What is required:
Show all lines that include the string "this"; copy each one.

------ Stored rows

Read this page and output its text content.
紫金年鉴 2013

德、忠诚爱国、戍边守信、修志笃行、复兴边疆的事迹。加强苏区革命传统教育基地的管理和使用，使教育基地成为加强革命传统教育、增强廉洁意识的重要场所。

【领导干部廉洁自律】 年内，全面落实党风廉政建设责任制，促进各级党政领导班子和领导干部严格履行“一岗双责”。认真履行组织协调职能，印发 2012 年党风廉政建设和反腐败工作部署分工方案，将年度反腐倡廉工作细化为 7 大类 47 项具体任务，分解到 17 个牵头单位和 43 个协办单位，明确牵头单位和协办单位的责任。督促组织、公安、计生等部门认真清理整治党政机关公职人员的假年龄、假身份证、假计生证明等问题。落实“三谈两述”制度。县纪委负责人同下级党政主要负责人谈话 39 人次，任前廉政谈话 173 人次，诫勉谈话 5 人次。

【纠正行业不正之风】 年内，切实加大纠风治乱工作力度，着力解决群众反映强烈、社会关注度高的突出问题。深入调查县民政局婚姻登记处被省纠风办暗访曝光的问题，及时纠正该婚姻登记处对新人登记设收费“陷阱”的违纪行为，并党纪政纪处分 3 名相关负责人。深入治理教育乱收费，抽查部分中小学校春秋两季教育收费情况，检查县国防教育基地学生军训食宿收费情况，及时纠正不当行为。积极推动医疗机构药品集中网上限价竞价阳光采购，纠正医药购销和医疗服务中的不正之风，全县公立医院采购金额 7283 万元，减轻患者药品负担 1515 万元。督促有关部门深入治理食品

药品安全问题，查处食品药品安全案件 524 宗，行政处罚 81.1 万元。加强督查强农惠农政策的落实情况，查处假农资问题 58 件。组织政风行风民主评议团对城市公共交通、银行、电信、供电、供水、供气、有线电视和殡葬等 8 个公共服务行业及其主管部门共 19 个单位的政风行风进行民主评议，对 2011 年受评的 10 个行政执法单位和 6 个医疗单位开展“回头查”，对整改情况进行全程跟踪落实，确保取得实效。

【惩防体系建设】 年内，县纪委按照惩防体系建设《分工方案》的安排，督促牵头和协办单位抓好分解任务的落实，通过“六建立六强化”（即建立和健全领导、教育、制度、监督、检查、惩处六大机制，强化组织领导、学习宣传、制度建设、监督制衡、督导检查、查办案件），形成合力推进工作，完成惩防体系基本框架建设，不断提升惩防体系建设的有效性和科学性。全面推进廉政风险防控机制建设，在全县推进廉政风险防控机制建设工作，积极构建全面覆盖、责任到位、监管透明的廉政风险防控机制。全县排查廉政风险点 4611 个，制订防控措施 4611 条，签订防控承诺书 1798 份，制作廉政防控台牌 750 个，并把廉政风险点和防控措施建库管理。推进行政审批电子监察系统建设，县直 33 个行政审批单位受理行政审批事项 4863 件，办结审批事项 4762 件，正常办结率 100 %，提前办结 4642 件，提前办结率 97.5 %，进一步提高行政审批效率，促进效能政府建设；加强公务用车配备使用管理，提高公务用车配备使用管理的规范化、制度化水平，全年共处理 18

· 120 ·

------------
------ Stored rows

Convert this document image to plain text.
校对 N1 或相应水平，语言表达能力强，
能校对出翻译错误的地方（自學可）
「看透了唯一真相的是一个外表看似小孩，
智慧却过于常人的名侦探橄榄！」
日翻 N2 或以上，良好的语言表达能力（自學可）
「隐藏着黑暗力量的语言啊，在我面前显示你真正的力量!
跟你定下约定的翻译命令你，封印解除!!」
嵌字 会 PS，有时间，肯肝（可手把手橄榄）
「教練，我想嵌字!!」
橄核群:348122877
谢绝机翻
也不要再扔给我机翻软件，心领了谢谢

------------

Answer:
Read this page and output its text content.
Convert this document image to plain text.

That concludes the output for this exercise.